* WRITTEN TASK:
Copy out every record below, word for word.

* GIVEN ENTRIES:
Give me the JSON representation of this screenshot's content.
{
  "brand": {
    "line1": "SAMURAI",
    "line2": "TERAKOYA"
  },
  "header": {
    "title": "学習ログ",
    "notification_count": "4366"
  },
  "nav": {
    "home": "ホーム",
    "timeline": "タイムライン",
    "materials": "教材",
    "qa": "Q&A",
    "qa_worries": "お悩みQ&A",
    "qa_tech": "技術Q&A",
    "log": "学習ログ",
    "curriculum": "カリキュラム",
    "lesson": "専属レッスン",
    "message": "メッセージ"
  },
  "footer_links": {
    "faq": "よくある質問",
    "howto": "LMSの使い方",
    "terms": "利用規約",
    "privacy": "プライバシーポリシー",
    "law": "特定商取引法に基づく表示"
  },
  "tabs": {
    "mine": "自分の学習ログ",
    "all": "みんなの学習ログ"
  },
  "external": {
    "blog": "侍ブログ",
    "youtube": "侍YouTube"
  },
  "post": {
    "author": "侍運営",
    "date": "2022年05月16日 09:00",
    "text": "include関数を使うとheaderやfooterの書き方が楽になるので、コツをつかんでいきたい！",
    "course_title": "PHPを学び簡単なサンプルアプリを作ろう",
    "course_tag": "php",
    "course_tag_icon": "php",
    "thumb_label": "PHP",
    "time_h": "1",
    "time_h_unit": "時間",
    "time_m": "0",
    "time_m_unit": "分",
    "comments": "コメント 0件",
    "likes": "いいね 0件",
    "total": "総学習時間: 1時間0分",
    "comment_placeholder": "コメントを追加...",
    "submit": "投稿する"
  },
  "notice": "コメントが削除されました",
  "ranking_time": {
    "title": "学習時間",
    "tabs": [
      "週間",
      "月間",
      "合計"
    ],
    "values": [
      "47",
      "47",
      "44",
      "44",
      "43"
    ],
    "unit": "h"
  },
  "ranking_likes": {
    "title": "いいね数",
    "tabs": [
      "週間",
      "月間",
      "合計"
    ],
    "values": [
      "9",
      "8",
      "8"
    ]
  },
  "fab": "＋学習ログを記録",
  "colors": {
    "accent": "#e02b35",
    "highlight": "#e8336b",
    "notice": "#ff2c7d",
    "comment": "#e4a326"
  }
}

* OUTPUT OF THE TASK:
Give me the JSON representation of this screenshot's content.
{
  "brand": {
    "line1": "SAMURAI",
    "line2": "TERAKOYA"
  },
  "header": {
    "title": "学習ログ",
    "notification_count": "4366"
  },
  "nav": {
    "home": "ホーム",
    "timeline": "タイムライン",
    "materials": "教材",
    "qa": "Q&A",
    "qa_worries": "お悩みQ&A",
    "qa_tech": "技術Q&A",
    "log": "学習ログ",
    "curriculum": "カリキュラム",
    "lesson": "専属レッスン",
    "message": "メッセージ"
  },
  "footer_links": {
    "faq": "よくある質問",
    "howto": "LMSの使い方",
    "terms": "利用規約",
    "privacy": "プライバシーポリシー",
    "law": "特定商取引法に基づく表示"
  },
  "tabs": {
    "mine": "自分の学習ログ",
    "all": "みんなの学習ログ"
  },
  "external": {
    "blog": "侍ブログ",
    "youtube": "侍YouTube"
  },
  "post": {
    "author": "侍運営",
    "date": "2022年05月16日 09:00",
    "text": "include関数を使うとheaderやfooterの書き方が楽になるので、コツをつかんでいきたい！",
    "course_title": "PHPを学び簡単なサンプルアプリを作ろう",
    "course_tag": "php",
    "course_tag_icon": "php",
    "thumb_label": "PHP",
    "time_h": "1",
    "time_h_unit": "時間",
    "time_m": "0",
    "time_m_unit": "分",
    "comments": "コメント 0件",
    "likes": "いいね 0件",
    "total": "総学習時間: 1時間0分",
    "comment_placeholder": "コメントを追加...",
    "submit": "投稿する"
  },
  "notice": "コメントが削除されました",
  "ranking_time": {
    "title": "学習時間",
    "tabs": [
      "週間",
      "月間",
      "合計"
    ],
    "values": [
      "47",
      "47",
      "44",
      "44",
      "43"
    ],
    "unit": "h"
  },
  "ranking_likes": {
    "title": "いいね数",
    "tabs": [
      "週間",
      "月間",
      "合計"
    ],
    "values": [
      "9",
      "8",
      "8"
    ]
  },
  "fab": "＋学習ログを記録",
  "colors": {
    "accent": "#e02b35",
    "highlight": "#e8336b",
    "notice": "#ff2c7d",
    "comment": "#e4a326"
  }
}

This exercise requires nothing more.